--- Dataset content ---

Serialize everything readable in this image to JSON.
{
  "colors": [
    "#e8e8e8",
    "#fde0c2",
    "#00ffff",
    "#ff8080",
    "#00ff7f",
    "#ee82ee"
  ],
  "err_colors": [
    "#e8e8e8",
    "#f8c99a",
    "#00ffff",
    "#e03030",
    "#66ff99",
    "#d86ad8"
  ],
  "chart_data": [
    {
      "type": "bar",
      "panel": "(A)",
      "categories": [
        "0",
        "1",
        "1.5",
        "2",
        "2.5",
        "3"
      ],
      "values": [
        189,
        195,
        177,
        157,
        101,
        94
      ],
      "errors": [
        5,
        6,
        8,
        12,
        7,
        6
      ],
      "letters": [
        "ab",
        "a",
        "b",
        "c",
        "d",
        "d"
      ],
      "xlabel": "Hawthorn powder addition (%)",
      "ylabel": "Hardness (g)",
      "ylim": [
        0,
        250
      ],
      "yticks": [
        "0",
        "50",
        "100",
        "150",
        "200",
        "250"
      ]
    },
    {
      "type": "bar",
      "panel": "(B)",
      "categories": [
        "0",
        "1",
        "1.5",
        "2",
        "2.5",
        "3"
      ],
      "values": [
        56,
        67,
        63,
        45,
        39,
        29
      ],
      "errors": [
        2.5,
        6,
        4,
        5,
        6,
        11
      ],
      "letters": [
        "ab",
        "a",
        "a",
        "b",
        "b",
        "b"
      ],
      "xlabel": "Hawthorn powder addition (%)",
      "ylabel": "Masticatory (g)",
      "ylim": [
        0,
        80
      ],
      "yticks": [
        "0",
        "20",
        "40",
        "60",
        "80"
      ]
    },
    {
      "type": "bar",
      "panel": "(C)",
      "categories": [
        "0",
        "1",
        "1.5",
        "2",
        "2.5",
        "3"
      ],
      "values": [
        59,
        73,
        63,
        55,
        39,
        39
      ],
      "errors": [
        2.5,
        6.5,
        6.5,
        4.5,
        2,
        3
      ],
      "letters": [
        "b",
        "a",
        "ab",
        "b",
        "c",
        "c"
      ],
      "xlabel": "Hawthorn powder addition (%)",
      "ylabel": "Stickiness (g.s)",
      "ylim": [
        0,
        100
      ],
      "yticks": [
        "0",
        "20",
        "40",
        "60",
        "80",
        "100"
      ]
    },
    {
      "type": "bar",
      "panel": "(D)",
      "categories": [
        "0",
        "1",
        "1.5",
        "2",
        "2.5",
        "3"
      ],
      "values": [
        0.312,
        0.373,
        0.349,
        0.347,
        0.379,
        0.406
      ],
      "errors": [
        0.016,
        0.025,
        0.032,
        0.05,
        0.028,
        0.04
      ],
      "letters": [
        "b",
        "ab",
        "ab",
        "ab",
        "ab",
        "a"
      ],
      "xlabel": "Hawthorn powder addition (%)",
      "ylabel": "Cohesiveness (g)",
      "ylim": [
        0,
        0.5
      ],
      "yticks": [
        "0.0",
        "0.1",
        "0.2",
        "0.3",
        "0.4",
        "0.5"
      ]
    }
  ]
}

---

### Stated problem
Every line above needs to be retyped exactly.

### Answer to this problem
Serialize everything readable in this image to JSON.
{
  "colors": [
    "#e8e8e8",
    "#fde0c2",
    "#00ffff",
    "#ff8080",
    "#00ff7f",
    "#ee82ee"
  ],
  "err_colors": [
    "#e8e8e8",
    "#f8c99a",
    "#00ffff",
    "#e03030",
    "#66ff99",
    "#d86ad8"
  ],
  "chart_data": [
    {
      "type": "bar",
      "panel": "(A)",
      "categories": [
        "0",
        "1",
        "1.5",
        "2",
        "2.5",
        "3"
      ],
      "values": [
        189,
        195,
        177,
        157,
        101,
        94
      ],
      "errors": [
        5,
        6,
        8,
        12,
        7,
        6
      ],
      "letters": [
        "ab",
        "a",
        "b",
        "c",
        "d",
        "d"
      ],
      "xlabel": "Hawthorn powder addition (%)",
      "ylabel": "Hardness (g)",
      "ylim": [
        0,
        250
      ],
      "yticks": [
        "0",
        "50",
        "100",
        "150",
        "200",
        "250"
      ]
    },
    {
      "type": "bar",
      "panel": "(B)",
      "categories": [
        "0",
        "1",
        "1.5",
        "2",
        "2.5",
        "3"
      ],
      "values": [
        56,
        67,
        63,
        45,
        39,
        29
      ],
      "errors": [
        2.5,
        6,
        4,
        5,
        6,
        11
      ],
      "letters": [
        "ab",
        "a",
        "a",
        "b",
        "b",
        "b"
      ],
      "xlabel": "Hawthorn powder addition (%)",
      "ylabel": "Masticatory (g)",
      "ylim": [
        0,
        80
      ],
      "yticks": [
        "0",
        "20",
        "40",
        "60",
        "80"
      ]
    },
    {
      "type": "bar",
      "panel": "(C)",
      "categories": [
        "0",
        "1",
        "1.5",
        "2",
        "2.5",
        "3"
      ],
      "values": [
        59,
        73,
        63,
        55,
        39,
        39
      ],
      "errors": [
        2.5,
        6.5,
        6.5,
        4.5,
        2,
        3
      ],
      "letters": [
        "b",
        "a",
        "ab",
        "b",
        "c",
        "c"
      ],
      "xlabel": "Hawthorn powder addition (%)",
      "ylabel": "Stickiness (g.s)",
      "ylim": [
        0,
        100
      ],
      "yticks": [
        "0",
        "20",
        "40",
        "60",
        "80",
        "100"
      ]
    },
    {
      "type": "bar",
      "panel": "(D)",
      "categories": [
        "0",
        "1",
        "1.5",
        "2",
        "2.5",
        "3"
      ],
      "values": [
        0.312,
        0.373,
        0.349,
        0.347,
        0.379,
        0.406
      ],
      "errors": [
        0.016,
        0.025,
        0.032,
        0.05,
        0.028,
        0.04
      ],
      "letters": [
        "b",
        "ab",
        "ab",
        "ab",
        "ab",
        "a"
      ],
      "xlabel": "Hawthorn powder addition (%)",
      "ylabel": "Cohesiveness (g)",
      "ylim": [
        0,
        0.5
      ],
      "yticks": [
        "0.0",
        "0.1",
        "0.2",
        "0.3",
        "0.4",
        "0.5"
      ]
    }
  ]
}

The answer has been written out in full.